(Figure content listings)
[start]
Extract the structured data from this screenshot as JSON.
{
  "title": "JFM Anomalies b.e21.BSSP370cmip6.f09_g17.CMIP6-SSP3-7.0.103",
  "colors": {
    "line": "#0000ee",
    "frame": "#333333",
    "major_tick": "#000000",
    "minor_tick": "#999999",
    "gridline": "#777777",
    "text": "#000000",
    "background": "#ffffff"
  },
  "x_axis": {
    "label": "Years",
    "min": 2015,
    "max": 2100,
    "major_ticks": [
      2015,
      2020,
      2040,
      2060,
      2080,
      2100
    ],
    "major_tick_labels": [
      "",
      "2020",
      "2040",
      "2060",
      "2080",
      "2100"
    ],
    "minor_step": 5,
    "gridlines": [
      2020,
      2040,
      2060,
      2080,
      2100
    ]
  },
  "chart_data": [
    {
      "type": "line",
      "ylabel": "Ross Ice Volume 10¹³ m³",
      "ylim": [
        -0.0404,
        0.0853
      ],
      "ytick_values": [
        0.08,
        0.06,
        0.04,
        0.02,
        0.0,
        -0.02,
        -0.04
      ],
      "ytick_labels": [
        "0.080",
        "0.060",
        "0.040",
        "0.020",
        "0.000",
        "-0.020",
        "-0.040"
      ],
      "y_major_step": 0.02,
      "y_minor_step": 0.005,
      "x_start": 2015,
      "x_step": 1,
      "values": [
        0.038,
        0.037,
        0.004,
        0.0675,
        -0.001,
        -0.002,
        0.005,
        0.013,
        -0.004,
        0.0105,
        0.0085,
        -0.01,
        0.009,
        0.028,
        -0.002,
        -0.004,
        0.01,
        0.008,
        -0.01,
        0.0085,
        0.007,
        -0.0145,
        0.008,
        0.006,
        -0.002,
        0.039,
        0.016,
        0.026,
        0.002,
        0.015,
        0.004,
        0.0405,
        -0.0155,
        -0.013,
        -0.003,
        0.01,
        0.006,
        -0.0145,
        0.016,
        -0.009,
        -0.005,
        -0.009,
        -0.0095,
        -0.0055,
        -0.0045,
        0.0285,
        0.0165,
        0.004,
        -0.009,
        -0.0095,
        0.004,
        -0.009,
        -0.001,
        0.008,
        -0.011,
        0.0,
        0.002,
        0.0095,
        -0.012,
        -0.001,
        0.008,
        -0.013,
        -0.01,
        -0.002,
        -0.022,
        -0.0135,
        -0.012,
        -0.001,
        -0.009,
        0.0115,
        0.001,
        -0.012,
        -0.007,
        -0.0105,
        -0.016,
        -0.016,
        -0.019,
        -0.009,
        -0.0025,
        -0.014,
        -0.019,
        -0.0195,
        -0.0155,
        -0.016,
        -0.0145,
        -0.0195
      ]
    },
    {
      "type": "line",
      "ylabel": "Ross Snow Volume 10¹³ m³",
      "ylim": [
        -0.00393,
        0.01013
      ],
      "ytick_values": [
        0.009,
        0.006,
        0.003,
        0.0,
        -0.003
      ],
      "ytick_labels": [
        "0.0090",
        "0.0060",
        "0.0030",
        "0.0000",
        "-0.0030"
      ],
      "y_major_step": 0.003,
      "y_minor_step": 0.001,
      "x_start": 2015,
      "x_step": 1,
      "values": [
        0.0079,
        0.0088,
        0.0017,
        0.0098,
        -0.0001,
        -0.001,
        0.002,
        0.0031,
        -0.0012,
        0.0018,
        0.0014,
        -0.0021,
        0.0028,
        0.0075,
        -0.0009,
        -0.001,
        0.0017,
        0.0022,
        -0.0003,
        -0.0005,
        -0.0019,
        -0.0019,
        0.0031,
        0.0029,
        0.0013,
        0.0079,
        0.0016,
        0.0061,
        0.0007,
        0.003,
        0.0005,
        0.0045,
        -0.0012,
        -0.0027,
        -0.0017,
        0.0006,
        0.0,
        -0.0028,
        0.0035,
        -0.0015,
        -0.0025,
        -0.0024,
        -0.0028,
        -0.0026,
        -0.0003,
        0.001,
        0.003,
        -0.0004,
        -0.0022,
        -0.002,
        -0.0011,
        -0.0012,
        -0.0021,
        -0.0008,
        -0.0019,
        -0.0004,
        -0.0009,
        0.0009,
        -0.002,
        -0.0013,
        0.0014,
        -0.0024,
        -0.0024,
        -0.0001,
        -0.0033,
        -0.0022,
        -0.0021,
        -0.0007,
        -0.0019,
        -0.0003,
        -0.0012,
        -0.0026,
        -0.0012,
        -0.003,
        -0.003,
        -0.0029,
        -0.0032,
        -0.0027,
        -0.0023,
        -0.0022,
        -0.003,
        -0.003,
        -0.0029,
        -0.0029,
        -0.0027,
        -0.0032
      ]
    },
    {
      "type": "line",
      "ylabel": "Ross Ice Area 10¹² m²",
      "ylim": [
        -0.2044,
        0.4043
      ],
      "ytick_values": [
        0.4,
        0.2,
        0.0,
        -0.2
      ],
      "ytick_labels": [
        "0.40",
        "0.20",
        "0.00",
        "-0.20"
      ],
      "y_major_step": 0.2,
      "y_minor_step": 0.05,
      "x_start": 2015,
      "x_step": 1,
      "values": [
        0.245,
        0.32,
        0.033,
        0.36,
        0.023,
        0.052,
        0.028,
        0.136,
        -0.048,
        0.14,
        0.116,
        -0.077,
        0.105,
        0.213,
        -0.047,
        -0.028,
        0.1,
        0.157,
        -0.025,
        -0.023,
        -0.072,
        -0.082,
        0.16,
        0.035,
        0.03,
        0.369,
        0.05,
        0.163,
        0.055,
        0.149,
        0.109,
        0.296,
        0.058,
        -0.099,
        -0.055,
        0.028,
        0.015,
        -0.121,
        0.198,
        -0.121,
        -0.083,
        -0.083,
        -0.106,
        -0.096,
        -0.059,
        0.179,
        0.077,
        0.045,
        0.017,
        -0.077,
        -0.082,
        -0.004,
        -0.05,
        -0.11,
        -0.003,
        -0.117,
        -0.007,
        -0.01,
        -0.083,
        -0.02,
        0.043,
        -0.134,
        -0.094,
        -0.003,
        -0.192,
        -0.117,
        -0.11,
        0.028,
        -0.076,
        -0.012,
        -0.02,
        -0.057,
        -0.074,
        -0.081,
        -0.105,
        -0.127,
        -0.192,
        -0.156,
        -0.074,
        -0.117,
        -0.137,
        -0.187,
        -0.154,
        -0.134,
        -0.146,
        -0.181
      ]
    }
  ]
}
[end]
Stated exercise:
Repeat every line of the records above exactly.

Solved problem:
Extract the structured data from this screenshot as JSON.
{
  "title": "JFM Anomalies b.e21.BSSP370cmip6.f09_g17.CMIP6-SSP3-7.0.103",
  "colors": {
    "line": "#0000ee",
    "frame": "#333333",
    "major_tick": "#000000",
    "minor_tick": "#999999",
    "gridline": "#777777",
    "text": "#000000",
    "background": "#ffffff"
  },
  "x_axis": {
    "label": "Years",
    "min": 2015,
    "max": 2100,
    "major_ticks": [
      2015,
      2020,
      2040,
      2060,
      2080,
      2100
    ],
    "major_tick_labels": [
      "",
      "2020",
      "2040",
      "2060",
      "2080",
      "2100"
    ],
    "minor_step": 5,
    "gridlines": [
      2020,
      2040,
      2060,
      2080,
      2100
    ]
  },
  "chart_data": [
    {
      "type": "line",
      "ylabel": "Ross Ice Volume 10¹³ m³",
      "ylim": [
        -0.0404,
        0.0853
      ],
      "ytick_values": [
        0.08,
        0.06,
        0.04,
        0.02,
        0.0,
        -0.02,
        -0.04
      ],
      "ytick_labels": [
        "0.080",
        "0.060",
        "0.040",
        "0.020",
        "0.000",
        "-0.020",
        "-0.040"
      ],
      "y_major_step": 0.02,
      "y_minor_step": 0.005,
      "x_start": 2015,
      "x_step": 1,
      "values": [
        0.038,
        0.037,
        0.004,
        0.0675,
        -0.001,
        -0.002,
        0.005,
        0.013,
        -0.004,
        0.0105,
        0.0085,
        -0.01,
        0.009,
        0.028,
        -0.002,
        -0.004,
        0.01,
        0.008,
        -0.01,
        0.0085,
        0.007,
        -0.0145,
        0.008,
        0.006,
        -0.002,
        0.039,
        0.016,
        0.026,
        0.002,
        0.015,
        0.004,
        0.0405,
        -0.0155,
        -0.013,
        -0.003,
        0.01,
        0.006,
        -0.0145,
        0.016,
        -0.009,
        -0.005,
        -0.009,
        -0.0095,
        -0.0055,
        -0.0045,
        0.0285,
        0.0165,
        0.004,
        -0.009,
        -0.0095,
        0.004,
        -0.009,
        -0.001,
        0.008,
        -0.011,
        0.0,
        0.002,
        0.0095,
        -0.012,
        -0.001,
        0.008,
        -0.013,
        -0.01,
        -0.002,
        -0.022,
        -0.0135,
        -0.012,
        -0.001,
        -0.009,
        0.0115,
        0.001,
        -0.012,
        -0.007,
        -0.0105,
        -0.016,
        -0.016,
        -0.019,
        -0.009,
        -0.0025,
        -0.014,
        -0.019,
        -0.0195,
        -0.0155,
        -0.016,
        -0.0145,
        -0.0195
      ]
    },
    {
      "type": "line",
      "ylabel": "Ross Snow Volume 10¹³ m³",
      "ylim": [
        -0.00393,
        0.01013
      ],
      "ytick_values": [
        0.009,
        0.006,
        0.003,
        0.0,
        -0.003
      ],
      "ytick_labels": [
        "0.0090",
        "0.0060",
        "0.0030",
        "0.0000",
        "-0.0030"
      ],
      "y_major_step": 0.003,
      "y_minor_step": 0.001,
      "x_start": 2015,
      "x_step": 1,
      "values": [
        0.0079,
        0.0088,
        0.0017,
        0.0098,
        -0.0001,
        -0.001,
        0.002,
        0.0031,
        -0.0012,
        0.0018,
        0.0014,
        -0.0021,
        0.0028,
        0.0075,
        -0.0009,
        -0.001,
        0.0017,
        0.0022,
        -0.0003,
        -0.0005,
        -0.0019,
        -0.0019,
        0.0031,
        0.0029,
        0.0013,
        0.0079,
        0.0016,
        0.0061,
        0.0007,
        0.003,
        0.0005,
        0.0045,
        -0.0012,
        -0.0027,
        -0.0017,
        0.0006,
        0.0,
        -0.0028,
        0.0035,
        -0.0015,
        -0.0025,
        -0.0024,
        -0.0028,
        -0.0026,
        -0.0003,
        0.001,
        0.003,
        -0.0004,
        -0.0022,
        -0.002,
        -0.0011,
        -0.0012,
        -0.0021,
        -0.0008,
        -0.0019,
        -0.0004,
        -0.0009,
        0.0009,
        -0.002,
        -0.0013,
        0.0014,
        -0.0024,
        -0.0024,
        -0.0001,
        -0.0033,
        -0.0022,
        -0.0021,
        -0.0007,
        -0.0019,
        -0.0003,
        -0.0012,
        -0.0026,
        -0.0012,
        -0.003,
        -0.003,
        -0.0029,
        -0.0032,
        -0.0027,
        -0.0023,
        -0.0022,
        -0.003,
        -0.003,
        -0.0029,
        -0.0029,
        -0.0027,
        -0.0032
      ]
    },
    {
      "type": "line",
      "ylabel": "Ross Ice Area 10¹² m²",
      "ylim": [
        -0.2044,
        0.4043
      ],
      "ytick_values": [
        0.4,
        0.2,
        0.0,
        -0.2
      ],
      "ytick_labels": [
        "0.40",
        "0.20",
        "0.00",
        "-0.20"
      ],
      "y_major_step": 0.2,
      "y_minor_step": 0.05,
      "x_start": 2015,
      "x_step": 1,
      "values": [
        0.245,
        0.32,
        0.033,
        0.36,
        0.023,
        0.052,
        0.028,
        0.136,
        -0.048,
        0.14,
        0.116,
        -0.077,
        0.105,
        0.213,
        -0.047,
        -0.028,
        0.1,
        0.157,
        -0.025,
        -0.023,
        -0.072,
        -0.082,
        0.16,
        0.035,
        0.03,
        0.369,
        0.05,
        0.163,
        0.055,
        0.149,
        0.109,
        0.296,
        0.058,
        -0.099,
        -0.055,
        0.028,
        0.015,
        -0.121,
        0.198,
        -0.121,
        -0.083,
        -0.083,
        -0.106,
        -0.096,
        -0.059,
        0.179,
        0.077,
        0.045,
        0.017,
        -0.077,
        -0.082,
        -0.004,
        -0.05,
        -0.11,
        -0.003,
        -0.117,
        -0.007,
        -0.01,
        -0.083,
        -0.02,
        0.043,
        -0.134,
        -0.094,
        -0.003,
        -0.192,
        -0.117,
        -0.11,
        0.028,
        -0.076,
        -0.012,
        -0.02,
        -0.057,
        -0.074,
        -0.081,
        -0.105,
        -0.127,
        -0.192,
        -0.156,
        -0.074,
        -0.117,
        -0.137,
        -0.187,
        -0.154,
        -0.134,
        -0.146,
        -0.181
      ]
    }
  ]
}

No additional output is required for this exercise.